From the listing that follows, extract every line and set it down unaltered.

Information provided »
+ + +

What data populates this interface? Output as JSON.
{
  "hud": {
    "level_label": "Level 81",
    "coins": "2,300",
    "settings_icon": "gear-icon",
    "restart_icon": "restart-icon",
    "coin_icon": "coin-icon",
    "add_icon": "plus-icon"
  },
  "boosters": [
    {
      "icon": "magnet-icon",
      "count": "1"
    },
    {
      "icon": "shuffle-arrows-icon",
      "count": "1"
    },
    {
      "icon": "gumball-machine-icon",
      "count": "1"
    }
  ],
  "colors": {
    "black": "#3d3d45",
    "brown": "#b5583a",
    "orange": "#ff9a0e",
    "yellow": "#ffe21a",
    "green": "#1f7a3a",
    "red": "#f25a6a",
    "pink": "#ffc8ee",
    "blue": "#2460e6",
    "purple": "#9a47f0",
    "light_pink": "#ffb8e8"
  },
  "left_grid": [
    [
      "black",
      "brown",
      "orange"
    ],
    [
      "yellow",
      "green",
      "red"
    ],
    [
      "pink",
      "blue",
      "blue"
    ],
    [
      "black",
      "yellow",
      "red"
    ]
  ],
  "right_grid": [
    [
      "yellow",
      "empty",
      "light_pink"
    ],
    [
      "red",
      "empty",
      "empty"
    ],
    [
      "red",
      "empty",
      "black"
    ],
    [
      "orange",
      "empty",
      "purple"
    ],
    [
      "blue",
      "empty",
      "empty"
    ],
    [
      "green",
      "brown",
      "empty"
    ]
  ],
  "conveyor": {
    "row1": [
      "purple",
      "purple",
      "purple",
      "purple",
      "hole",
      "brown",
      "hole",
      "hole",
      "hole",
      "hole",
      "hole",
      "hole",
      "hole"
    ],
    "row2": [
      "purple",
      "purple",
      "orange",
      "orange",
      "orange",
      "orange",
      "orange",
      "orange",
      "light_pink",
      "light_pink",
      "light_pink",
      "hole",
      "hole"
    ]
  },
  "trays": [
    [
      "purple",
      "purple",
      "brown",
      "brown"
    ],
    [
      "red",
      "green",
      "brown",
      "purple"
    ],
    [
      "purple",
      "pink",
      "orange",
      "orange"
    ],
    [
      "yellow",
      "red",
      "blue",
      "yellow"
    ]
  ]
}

+ + +

Written solution »
What data populates this interface? Output as JSON.
{
  "hud": {
    "level_label": "Level 81",
    "coins": "2,300",
    "settings_icon": "gear-icon",
    "restart_icon": "restart-icon",
    "coin_icon": "coin-icon",
    "add_icon": "plus-icon"
  },
  "boosters": [
    {
      "icon": "magnet-icon",
      "count": "1"
    },
    {
      "icon": "shuffle-arrows-icon",
      "count": "1"
    },
    {
      "icon": "gumball-machine-icon",
      "count": "1"
    }
  ],
  "colors": {
    "black": "#3d3d45",
    "brown": "#b5583a",
    "orange": "#ff9a0e",
    "yellow": "#ffe21a",
    "green": "#1f7a3a",
    "red": "#f25a6a",
    "pink": "#ffc8ee",
    "blue": "#2460e6",
    "purple": "#9a47f0",
    "light_pink": "#ffb8e8"
  },
  "left_grid": [
    [
      "black",
      "brown",
      "orange"
    ],
    [
      "yellow",
      "green",
      "red"
    ],
    [
      "pink",
      "blue",
      "blue"
    ],
    [
      "black",
      "yellow",
      "red"
    ]
  ],
  "right_grid": [
    [
      "yellow",
      "empty",
      "light_pink"
    ],
    [
      "red",
      "empty",
      "empty"
    ],
    [
      "red",
      "empty",
      "black"
    ],
    [
      "orange",
      "empty",
      "purple"
    ],
    [
      "blue",
      "empty",
      "empty"
    ],
    [
      "green",
      "brown",
      "empty"
    ]
  ],
  "conveyor": {
    "row1": [
      "purple",
      "purple",
      "purple",
      "purple",
      "hole",
      "brown",
      "hole",
      "hole",
      "hole",
      "hole",
      "hole",
      "hole",
      "hole"
    ],
    "row2": [
      "purple",
      "purple",
      "orange",
      "orange",
      "orange",
      "orange",
      "orange",
      "orange",
      "light_pink",
      "light_pink",
      "light_pink",
      "hole",
      "hole"
    ]
  },
  "trays": [
    [
      "purple",
      "purple",
      "brown",
      "brown"
    ],
    [
      "red",
      "green",
      "brown",
      "purple"
    ],
    [
      "purple",
      "pink",
      "orange",
      "orange"
    ],
    [
      "yellow",
      "red",
      "blue",
      "yellow"
    ]
  ]
}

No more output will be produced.